* begin Exercise inputs *
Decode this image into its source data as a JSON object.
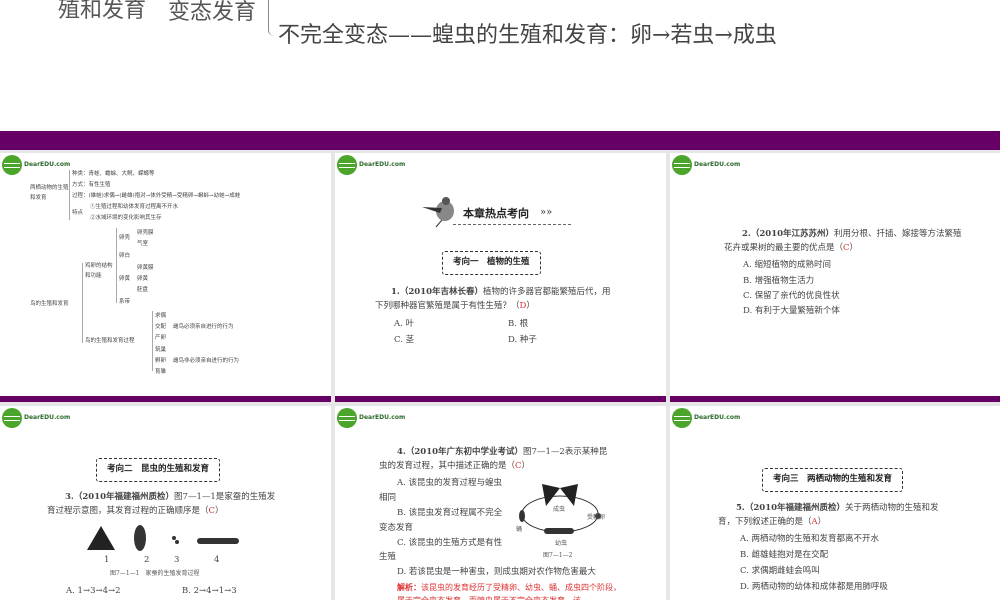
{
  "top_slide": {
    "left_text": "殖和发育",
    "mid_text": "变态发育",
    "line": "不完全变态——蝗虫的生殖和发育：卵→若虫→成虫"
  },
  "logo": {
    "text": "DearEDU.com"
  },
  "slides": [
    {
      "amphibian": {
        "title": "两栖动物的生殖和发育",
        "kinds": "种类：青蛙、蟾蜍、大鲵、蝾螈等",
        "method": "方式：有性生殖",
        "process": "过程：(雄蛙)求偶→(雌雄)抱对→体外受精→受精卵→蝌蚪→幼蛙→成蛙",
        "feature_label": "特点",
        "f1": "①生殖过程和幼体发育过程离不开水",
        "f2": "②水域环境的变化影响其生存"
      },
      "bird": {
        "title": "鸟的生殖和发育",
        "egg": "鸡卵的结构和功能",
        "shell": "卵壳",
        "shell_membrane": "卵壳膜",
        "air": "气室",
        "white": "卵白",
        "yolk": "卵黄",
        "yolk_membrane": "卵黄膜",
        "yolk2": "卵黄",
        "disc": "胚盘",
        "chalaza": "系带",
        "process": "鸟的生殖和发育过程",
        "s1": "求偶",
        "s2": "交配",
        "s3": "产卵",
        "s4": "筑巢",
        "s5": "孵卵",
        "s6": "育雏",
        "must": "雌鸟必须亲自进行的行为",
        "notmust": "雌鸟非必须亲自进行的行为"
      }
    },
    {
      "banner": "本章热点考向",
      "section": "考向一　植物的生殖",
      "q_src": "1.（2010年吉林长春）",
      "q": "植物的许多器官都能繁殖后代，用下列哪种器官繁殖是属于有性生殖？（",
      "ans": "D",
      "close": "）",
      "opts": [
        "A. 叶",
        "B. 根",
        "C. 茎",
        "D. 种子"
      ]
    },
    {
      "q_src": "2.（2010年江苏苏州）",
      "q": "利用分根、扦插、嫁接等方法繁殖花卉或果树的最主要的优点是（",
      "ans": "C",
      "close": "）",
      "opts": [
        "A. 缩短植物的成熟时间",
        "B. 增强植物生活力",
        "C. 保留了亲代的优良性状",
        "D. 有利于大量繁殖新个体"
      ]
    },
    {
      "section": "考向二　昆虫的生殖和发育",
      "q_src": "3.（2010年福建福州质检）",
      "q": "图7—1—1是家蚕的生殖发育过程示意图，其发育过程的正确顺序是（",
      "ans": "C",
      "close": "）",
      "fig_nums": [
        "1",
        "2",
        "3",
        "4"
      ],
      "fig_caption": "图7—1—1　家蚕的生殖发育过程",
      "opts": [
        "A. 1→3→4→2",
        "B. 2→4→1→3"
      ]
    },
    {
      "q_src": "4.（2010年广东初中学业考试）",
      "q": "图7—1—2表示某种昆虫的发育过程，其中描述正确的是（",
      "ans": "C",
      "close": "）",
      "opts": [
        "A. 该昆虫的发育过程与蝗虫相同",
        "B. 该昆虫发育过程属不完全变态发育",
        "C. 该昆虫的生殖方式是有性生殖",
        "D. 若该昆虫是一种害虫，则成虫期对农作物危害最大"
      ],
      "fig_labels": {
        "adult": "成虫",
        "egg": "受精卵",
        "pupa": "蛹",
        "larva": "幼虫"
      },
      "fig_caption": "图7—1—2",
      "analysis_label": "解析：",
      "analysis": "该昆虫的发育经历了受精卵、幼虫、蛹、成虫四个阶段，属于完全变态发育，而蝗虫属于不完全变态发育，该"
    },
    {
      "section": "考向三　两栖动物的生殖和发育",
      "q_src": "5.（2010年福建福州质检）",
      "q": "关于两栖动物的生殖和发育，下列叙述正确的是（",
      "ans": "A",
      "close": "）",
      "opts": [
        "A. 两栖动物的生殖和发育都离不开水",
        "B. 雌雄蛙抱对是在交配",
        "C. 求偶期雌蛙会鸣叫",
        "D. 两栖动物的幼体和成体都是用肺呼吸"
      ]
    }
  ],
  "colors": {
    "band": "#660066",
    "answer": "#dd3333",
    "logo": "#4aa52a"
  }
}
* end Exercise inputs *
### Task to carry out
Reproduce every record above exactly, but leave out the pictures.

### Correct result
Decode this image into its source data as a JSON object.
{
  "top_slide": {
    "left_text": "殖和发育",
    "mid_text": "变态发育",
    "line": "不完全变态——蝗虫的生殖和发育：卵→若虫→成虫"
  },
  "logo": {
    "text": "DearEDU.com"
  },
  "slides": [
    {
      "amphibian": {
        "title": "两栖动物的生殖和发育",
        "kinds": "种类：青蛙、蟾蜍、大鲵、蝾螈等",
        "method": "方式：有性生殖",
        "process": "过程：(雄蛙)求偶→(雌雄)抱对→体外受精→受精卵→蝌蚪→幼蛙→成蛙",
        "feature_label": "特点",
        "f1": "①生殖过程和幼体发育过程离不开水",
        "f2": "②水域环境的变化影响其生存"
      },
      "bird": {
        "title": "鸟的生殖和发育",
        "egg": "鸡卵的结构和功能",
        "shell": "卵壳",
        "shell_membrane": "卵壳膜",
        "air": "气室",
        "white": "卵白",
        "yolk": "卵黄",
        "yolk_membrane": "卵黄膜",
        "yolk2": "卵黄",
        "disc": "胚盘",
        "chalaza": "系带",
        "process": "鸟的生殖和发育过程",
        "s1": "求偶",
        "s2": "交配",
        "s3": "产卵",
        "s4": "筑巢",
        "s5": "孵卵",
        "s6": "育雏",
        "must": "雌鸟必须亲自进行的行为",
        "notmust": "雌鸟非必须亲自进行的行为"
      }
    },
    {
      "banner": "本章热点考向",
      "section": "考向一　植物的生殖",
      "q_src": "1.（2010年吉林长春）",
      "q": "植物的许多器官都能繁殖后代，用下列哪种器官繁殖是属于有性生殖？（",
      "ans": "D",
      "close": "）",
      "opts": [
        "A. 叶",
        "B. 根",
        "C. 茎",
        "D. 种子"
      ]
    },
    {
      "q_src": "2.（2010年江苏苏州）",
      "q": "利用分根、扦插、嫁接等方法繁殖花卉或果树的最主要的优点是（",
      "ans": "C",
      "close": "）",
      "opts": [
        "A. 缩短植物的成熟时间",
        "B. 增强植物生活力",
        "C. 保留了亲代的优良性状",
        "D. 有利于大量繁殖新个体"
      ]
    },
    {
      "section": "考向二　昆虫的生殖和发育",
      "q_src": "3.（2010年福建福州质检）",
      "q": "图7—1—1是家蚕的生殖发育过程示意图，其发育过程的正确顺序是（",
      "ans": "C",
      "close": "）",
      "fig_nums": [
        "1",
        "2",
        "3",
        "4"
      ],
      "fig_caption": "图7—1—1　家蚕的生殖发育过程",
      "opts": [
        "A. 1→3→4→2",
        "B. 2→4→1→3"
      ]
    },
    {
      "q_src": "4.（2010年广东初中学业考试）",
      "q": "图7—1—2表示某种昆虫的发育过程，其中描述正确的是（",
      "ans": "C",
      "close": "）",
      "opts": [
        "A. 该昆虫的发育过程与蝗虫相同",
        "B. 该昆虫发育过程属不完全变态发育",
        "C. 该昆虫的生殖方式是有性生殖",
        "D. 若该昆虫是一种害虫，则成虫期对农作物危害最大"
      ],
      "fig_labels": {
        "adult": "成虫",
        "egg": "受精卵",
        "pupa": "蛹",
        "larva": "幼虫"
      },
      "fig_caption": "图7—1—2",
      "analysis_label": "解析：",
      "analysis": "该昆虫的发育经历了受精卵、幼虫、蛹、成虫四个阶段，属于完全变态发育，而蝗虫属于不完全变态发育，该"
    },
    {
      "section": "考向三　两栖动物的生殖和发育",
      "q_src": "5.（2010年福建福州质检）",
      "q": "关于两栖动物的生殖和发育，下列叙述正确的是（",
      "ans": "A",
      "close": "）",
      "opts": [
        "A. 两栖动物的生殖和发育都离不开水",
        "B. 雌雄蛙抱对是在交配",
        "C. 求偶期雌蛙会鸣叫",
        "D. 两栖动物的幼体和成体都是用肺呼吸"
      ]
    }
  ],
  "colors": {
    "band": "#660066",
    "answer": "#dd3333",
    "logo": "#4aa52a"
  }
}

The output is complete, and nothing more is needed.